▸ Stated goal
Take down each entry exactly as written.

▸ Input for this task
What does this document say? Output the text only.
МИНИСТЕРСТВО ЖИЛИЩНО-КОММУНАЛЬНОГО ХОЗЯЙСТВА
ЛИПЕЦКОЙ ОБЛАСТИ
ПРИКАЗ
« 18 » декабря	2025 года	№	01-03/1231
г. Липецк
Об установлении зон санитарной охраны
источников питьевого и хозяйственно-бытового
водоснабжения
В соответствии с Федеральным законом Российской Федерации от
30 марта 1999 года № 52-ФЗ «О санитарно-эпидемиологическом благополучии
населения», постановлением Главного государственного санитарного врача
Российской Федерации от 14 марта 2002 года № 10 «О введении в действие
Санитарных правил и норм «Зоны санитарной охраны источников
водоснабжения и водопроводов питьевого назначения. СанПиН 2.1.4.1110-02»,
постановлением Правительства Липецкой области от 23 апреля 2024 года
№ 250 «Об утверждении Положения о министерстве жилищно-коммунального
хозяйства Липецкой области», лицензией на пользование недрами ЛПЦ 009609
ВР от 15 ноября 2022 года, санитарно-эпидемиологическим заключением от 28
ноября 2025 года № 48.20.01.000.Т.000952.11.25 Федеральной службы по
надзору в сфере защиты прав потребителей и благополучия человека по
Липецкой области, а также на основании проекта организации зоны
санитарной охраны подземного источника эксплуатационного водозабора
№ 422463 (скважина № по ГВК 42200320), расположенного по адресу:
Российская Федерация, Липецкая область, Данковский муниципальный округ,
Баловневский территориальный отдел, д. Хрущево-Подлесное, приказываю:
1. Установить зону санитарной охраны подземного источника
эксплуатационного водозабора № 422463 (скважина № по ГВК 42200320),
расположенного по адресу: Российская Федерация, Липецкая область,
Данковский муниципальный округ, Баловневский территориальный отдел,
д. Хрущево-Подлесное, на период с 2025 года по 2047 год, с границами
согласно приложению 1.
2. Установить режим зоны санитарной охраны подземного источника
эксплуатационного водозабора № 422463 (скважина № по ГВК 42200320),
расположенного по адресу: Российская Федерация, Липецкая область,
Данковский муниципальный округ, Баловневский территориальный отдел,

▸ Right answer
What does this document say? Output the text only.
МИНИСТЕРСТВО ЖИЛИЩНО-КОММУНАЛЬНОГО ХОЗЯЙСТВА
ЛИПЕЦКОЙ ОБЛАСТИ
ПРИКАЗ
« 18 » декабря	2025 года	№	01-03/1231
г. Липецк
Об установлении зон санитарной охраны
источников питьевого и хозяйственно-бытового
водоснабжения
В соответствии с Федеральным законом Российской Федерации от
30 марта 1999 года № 52-ФЗ «О санитарно-эпидемиологическом благополучии
населения», постановлением Главного государственного санитарного врача
Российской Федерации от 14 марта 2002 года № 10 «О введении в действие
Санитарных правил и норм «Зоны санитарной охраны источников
водоснабжения и водопроводов питьевого назначения. СанПиН 2.1.4.1110-02»,
постановлением Правительства Липецкой области от 23 апреля 2024 года
№ 250 «Об утверждении Положения о министерстве жилищно-коммунального
хозяйства Липецкой области», лицензией на пользование недрами ЛПЦ 009609
ВР от 15 ноября 2022 года, санитарно-эпидемиологическим заключением от 28
ноября 2025 года № 48.20.01.000.Т.000952.11.25 Федеральной службы по
надзору в сфере защиты прав потребителей и благополучия человека по
Липецкой области, а также на основании проекта организации зоны
санитарной охраны подземного источника эксплуатационного водозабора
№ 422463 (скважина № по ГВК 42200320), расположенного по адресу:
Российская Федерация, Липецкая область, Данковский муниципальный округ,
Баловневский территориальный отдел, д. Хрущево-Подлесное, приказываю:
1. Установить зону санитарной охраны подземного источника
эксплуатационного водозабора № 422463 (скважина № по ГВК 42200320),
расположенного по адресу: Российская Федерация, Липецкая область,
Данковский муниципальный округ, Баловневский территориальный отдел,
д. Хрущево-Подлесное, на период с 2025 года по 2047 год, с границами
согласно приложению 1.
2. Установить режим зоны санитарной охраны подземного источника
эксплуатационного водозабора № 422463 (скважина № по ГВК 42200320),
расположенного по адресу: Российская Федерация, Липецкая область,
Данковский муниципальный округ, Баловневский территориальный отдел,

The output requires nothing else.